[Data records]
** Begin **

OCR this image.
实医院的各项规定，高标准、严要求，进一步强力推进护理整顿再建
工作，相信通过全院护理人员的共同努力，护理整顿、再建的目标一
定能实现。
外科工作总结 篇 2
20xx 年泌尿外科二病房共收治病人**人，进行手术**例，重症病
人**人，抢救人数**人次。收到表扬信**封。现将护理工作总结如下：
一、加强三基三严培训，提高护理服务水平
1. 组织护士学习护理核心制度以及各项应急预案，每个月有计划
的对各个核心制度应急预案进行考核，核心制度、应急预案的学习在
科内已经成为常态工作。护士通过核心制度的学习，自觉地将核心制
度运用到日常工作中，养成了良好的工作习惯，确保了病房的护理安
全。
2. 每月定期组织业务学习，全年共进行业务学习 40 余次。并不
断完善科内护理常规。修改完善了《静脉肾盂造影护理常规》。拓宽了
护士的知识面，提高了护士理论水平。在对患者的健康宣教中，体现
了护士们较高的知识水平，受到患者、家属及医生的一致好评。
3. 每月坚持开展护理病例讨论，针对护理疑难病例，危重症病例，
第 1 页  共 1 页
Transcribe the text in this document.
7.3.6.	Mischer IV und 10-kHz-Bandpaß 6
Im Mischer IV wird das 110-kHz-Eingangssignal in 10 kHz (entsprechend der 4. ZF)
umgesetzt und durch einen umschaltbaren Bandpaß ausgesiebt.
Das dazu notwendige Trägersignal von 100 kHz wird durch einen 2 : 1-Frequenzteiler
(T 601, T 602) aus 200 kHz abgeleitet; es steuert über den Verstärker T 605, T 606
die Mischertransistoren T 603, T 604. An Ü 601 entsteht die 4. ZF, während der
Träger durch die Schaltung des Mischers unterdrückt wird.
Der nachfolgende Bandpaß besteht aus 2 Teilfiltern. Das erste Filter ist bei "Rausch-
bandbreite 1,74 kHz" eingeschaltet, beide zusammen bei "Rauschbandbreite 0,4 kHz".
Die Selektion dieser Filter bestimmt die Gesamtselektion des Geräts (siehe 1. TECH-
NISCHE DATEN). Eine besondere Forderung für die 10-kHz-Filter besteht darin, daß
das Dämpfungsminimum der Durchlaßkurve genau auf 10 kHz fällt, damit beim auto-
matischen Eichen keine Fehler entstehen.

** End **

#### TASK:
Filter the listing above for the string "Bandpaß" and copy every matching line.

#### REPLY:
7.3.6.	Mischer IV und 10-kHz-Bandpaß 6
umgesetzt und durch einen umschaltbaren Bandpaß ausgesiebt.
Der nachfolgende Bandpaß besteht aus 2 Teilfiltern. Das erste Filter ist bei "Rausch-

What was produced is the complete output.